Required work: How many lines in the records below contain the word "than"? Give only the number.

Records for this exercise:
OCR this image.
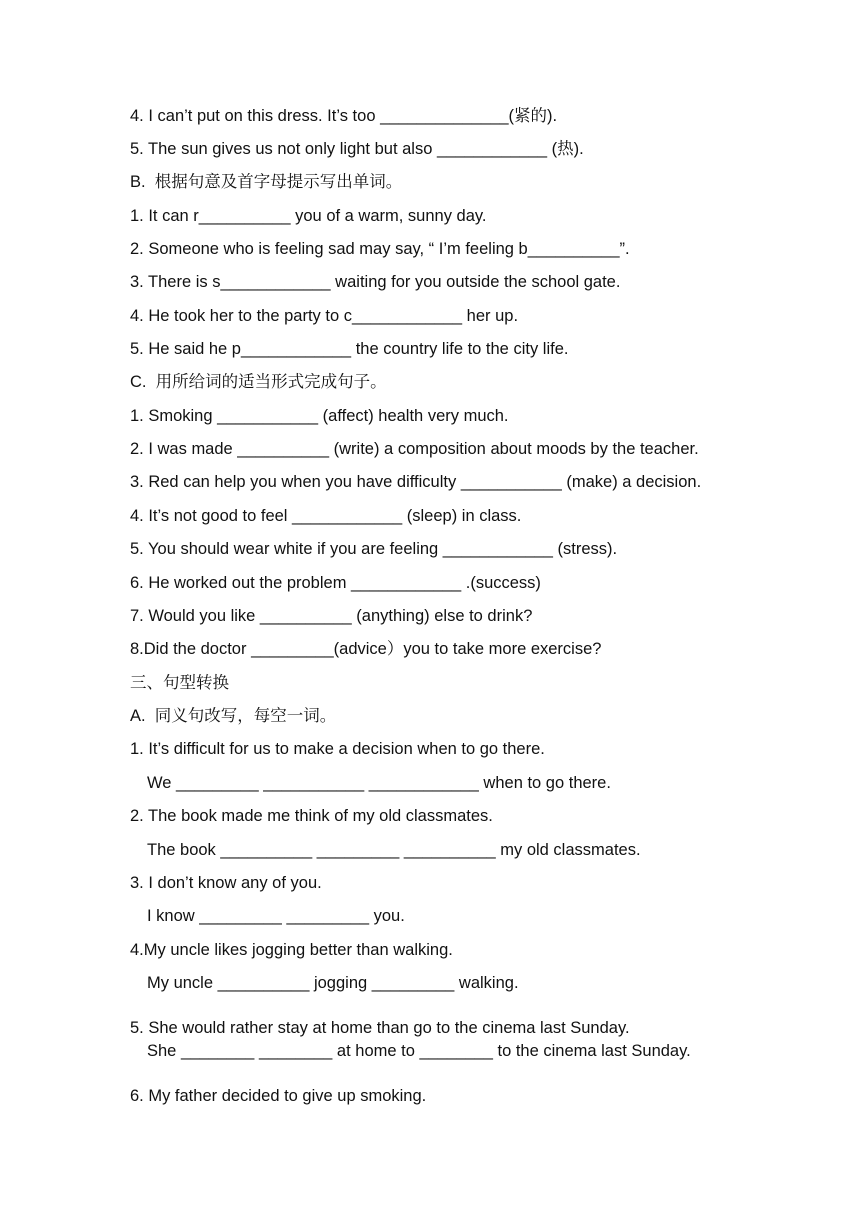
4. I can’t put on this dress. It’s too ______________(紧的).
5. The sun gives us not only light but also ____________ (热).
B.  根据句意及首字母提示写出单词。
1. It can r__________ you of a warm, sunny day.
2. Someone who is feeling sad may say, “ I’m feeling b__________”.
3. There is s____________ waiting for you outside the school gate.
4. He took her to the party to c____________ her up.
5. He said he p____________ the country life to the city life.
C.  用所给词的适当形式完成句子。
1. Smoking ___________ (affect) health very much.
2. I was made __________ (write) a composition about moods by the teacher.
3. Red can help you when you have difficulty ___________ (make) a decision.
4. It’s not good to feel ____________ (sleep) in class.
5. You should wear white if you are feeling ____________ (stress).
6. He worked out the problem ____________ .(success)
7. Would you like __________ (anything) else to drink?
8.Did the doctor _________(advice）you to take more exercise?
三、句型转换
A.  同义句改写，每空一词。
1. It’s difficult for us to make a decision when to go there.
We _________ ___________ ____________ when to go there.
2. The book made me think of my old classmates.
The book __________ _________ __________ my old classmates.
3. I don’t know any of you.
I know _________ _________ you.
4.My uncle likes jogging better than walking.
My uncle __________ jogging _________ walking.
5. She would rather stay at home than go to the cinema last Sunday.
She ________ ________ at home to ________ to the cinema last Sunday.
6. My father decided to give up smoking.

Result: 2